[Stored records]
************

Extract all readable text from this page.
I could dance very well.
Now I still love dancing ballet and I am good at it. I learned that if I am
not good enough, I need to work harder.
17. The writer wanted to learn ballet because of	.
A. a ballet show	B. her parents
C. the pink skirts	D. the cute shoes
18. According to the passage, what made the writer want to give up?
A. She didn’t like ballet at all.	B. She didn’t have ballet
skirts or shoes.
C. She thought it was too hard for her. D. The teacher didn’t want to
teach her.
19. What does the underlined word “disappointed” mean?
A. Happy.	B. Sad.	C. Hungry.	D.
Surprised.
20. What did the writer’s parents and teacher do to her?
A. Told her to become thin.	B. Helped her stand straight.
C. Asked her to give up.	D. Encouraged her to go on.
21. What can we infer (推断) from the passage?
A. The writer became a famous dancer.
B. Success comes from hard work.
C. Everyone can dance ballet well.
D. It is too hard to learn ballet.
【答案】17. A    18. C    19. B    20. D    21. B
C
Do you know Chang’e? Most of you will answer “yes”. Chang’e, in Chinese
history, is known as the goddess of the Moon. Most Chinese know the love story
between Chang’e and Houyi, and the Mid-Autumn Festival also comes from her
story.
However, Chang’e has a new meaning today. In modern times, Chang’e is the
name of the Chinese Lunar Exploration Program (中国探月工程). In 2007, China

************

**Set exercise**
Copy each line from the records above that includes the string "passage".

**Answer to the problem**
18. According to the passage, what made the writer want to give up?
21. What can we infer (推断) from the passage?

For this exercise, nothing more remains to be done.